Material shown
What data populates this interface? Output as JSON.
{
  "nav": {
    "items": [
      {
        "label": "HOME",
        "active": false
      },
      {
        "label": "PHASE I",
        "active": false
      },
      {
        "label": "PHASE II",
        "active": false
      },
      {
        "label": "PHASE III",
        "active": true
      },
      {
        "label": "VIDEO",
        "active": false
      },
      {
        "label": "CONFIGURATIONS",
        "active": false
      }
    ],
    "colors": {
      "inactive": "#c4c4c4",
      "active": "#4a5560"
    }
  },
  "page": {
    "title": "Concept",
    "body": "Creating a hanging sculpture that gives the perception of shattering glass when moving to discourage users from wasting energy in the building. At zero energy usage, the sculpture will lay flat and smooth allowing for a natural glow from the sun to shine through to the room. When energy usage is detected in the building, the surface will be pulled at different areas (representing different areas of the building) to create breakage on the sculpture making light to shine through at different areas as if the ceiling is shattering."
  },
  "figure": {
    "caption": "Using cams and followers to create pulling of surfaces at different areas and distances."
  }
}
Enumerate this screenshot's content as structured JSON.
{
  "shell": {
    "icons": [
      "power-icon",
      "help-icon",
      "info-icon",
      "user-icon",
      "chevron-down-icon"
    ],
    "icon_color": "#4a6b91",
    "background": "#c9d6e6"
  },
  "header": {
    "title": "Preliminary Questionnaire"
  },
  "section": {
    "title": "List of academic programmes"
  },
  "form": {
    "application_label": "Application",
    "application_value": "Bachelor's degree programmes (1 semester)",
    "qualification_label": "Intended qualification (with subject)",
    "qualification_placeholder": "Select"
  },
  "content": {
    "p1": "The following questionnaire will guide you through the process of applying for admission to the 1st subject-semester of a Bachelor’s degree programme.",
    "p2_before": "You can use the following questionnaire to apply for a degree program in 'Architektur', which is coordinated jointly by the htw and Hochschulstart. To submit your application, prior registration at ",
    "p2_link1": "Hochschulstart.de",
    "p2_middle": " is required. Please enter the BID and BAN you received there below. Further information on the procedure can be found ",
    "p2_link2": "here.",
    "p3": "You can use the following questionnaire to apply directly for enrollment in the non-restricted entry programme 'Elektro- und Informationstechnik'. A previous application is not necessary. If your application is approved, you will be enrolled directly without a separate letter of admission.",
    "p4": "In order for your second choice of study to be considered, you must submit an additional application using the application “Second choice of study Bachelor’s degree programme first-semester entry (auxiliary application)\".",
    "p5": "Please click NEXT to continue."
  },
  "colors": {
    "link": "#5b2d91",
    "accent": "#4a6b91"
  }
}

What is being asked
What is the number of lines above that hold the string "programmes"? Answer with that number alone.

Solution to this exercise
2